▶ [Exercise task]: Copy, from the entries below, each line in which the string "source" appears.

▶ [Records shown]:
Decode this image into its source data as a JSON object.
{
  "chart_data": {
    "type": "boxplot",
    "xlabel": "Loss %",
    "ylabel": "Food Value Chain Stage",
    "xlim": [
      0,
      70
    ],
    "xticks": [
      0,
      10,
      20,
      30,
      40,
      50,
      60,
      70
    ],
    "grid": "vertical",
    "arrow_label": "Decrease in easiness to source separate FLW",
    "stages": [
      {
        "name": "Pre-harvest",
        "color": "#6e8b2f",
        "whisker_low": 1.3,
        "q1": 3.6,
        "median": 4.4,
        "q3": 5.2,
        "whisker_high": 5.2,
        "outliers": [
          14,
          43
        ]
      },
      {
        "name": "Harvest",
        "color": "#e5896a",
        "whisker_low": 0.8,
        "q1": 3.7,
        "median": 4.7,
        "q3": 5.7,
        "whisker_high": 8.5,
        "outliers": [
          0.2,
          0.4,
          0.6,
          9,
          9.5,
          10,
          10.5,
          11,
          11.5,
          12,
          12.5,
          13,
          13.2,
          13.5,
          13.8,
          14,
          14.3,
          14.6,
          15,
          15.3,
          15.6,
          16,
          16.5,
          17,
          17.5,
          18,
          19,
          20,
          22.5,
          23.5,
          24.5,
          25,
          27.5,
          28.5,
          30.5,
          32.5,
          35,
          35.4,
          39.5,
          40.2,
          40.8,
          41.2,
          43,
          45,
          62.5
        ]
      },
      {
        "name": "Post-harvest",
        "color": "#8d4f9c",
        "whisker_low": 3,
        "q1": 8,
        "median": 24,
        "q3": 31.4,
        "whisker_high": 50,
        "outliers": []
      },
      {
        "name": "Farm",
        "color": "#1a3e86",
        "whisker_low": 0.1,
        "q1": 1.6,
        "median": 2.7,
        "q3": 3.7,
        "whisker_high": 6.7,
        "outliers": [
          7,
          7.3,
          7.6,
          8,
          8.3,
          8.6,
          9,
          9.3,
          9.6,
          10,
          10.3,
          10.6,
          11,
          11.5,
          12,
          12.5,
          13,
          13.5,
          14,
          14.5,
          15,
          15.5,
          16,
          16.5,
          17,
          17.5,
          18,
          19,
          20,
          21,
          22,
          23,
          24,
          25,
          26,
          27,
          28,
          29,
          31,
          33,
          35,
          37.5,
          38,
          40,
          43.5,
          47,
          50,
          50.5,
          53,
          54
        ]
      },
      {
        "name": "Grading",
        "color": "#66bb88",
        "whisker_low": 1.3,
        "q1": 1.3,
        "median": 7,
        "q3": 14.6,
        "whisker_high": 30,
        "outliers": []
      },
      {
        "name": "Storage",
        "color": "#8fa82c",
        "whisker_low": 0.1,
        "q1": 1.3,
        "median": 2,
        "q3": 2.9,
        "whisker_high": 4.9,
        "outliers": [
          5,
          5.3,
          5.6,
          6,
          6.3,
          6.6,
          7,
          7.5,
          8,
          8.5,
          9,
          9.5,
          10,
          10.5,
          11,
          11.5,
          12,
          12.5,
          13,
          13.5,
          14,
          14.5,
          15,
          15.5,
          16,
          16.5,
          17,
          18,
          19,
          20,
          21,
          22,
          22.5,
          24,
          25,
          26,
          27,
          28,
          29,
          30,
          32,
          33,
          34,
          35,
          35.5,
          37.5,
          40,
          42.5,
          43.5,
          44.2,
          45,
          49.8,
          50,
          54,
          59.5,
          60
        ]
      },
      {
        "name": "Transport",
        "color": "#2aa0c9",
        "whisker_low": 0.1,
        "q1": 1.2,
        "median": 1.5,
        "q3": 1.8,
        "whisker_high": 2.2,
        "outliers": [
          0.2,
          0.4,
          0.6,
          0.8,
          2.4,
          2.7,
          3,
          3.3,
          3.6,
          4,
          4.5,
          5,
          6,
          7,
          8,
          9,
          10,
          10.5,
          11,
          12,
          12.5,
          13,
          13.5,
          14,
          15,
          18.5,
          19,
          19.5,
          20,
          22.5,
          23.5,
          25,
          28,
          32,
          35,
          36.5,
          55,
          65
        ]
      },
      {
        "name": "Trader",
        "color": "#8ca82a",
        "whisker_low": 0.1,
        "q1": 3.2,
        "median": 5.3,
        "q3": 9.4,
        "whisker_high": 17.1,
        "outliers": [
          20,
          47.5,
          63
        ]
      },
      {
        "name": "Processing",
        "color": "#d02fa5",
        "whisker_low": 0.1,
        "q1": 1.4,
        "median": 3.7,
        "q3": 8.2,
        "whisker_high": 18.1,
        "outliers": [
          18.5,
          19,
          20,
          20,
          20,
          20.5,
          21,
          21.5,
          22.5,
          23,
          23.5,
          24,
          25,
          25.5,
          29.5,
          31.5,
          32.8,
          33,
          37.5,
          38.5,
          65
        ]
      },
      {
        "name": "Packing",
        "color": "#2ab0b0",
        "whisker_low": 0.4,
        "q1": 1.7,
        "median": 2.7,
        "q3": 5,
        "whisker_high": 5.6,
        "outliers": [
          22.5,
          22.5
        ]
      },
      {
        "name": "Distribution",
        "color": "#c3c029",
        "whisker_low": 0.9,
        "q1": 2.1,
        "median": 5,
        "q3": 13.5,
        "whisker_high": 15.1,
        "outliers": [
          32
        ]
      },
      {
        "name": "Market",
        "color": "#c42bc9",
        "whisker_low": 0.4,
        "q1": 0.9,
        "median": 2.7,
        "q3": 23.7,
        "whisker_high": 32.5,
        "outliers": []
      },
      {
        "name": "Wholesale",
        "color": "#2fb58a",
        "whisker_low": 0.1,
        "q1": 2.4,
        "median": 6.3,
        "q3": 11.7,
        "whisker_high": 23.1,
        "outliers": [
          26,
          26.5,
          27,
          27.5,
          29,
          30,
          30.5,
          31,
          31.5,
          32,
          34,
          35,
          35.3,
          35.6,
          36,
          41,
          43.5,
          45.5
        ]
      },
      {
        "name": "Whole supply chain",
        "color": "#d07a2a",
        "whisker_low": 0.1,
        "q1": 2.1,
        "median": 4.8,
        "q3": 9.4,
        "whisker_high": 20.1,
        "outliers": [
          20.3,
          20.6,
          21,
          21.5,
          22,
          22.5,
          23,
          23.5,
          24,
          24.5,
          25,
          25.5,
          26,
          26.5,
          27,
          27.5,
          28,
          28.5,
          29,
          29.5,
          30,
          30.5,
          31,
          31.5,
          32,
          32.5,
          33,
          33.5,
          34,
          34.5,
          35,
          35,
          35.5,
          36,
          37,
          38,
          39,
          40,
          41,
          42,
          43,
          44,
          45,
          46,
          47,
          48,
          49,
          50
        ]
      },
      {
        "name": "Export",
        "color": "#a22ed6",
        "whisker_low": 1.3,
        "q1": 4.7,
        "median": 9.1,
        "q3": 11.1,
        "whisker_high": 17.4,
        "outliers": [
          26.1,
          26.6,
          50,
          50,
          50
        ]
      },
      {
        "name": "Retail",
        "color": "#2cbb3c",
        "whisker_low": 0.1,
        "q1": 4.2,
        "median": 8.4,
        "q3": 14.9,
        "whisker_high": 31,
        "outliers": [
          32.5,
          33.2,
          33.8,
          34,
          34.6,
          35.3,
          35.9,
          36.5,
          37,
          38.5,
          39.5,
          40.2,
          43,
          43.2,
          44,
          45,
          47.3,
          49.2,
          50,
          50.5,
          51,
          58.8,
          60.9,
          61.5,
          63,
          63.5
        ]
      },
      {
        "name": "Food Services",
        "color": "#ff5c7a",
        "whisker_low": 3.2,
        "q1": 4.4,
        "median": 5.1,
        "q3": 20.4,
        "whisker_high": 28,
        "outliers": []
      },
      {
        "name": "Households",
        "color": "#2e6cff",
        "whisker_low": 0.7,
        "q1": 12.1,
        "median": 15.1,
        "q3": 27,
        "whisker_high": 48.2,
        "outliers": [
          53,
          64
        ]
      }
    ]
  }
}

▶ [Final answer]:
Decode this image into its source data as a JSON object.
    "arrow_label": "Decrease in easiness to source separate FLW",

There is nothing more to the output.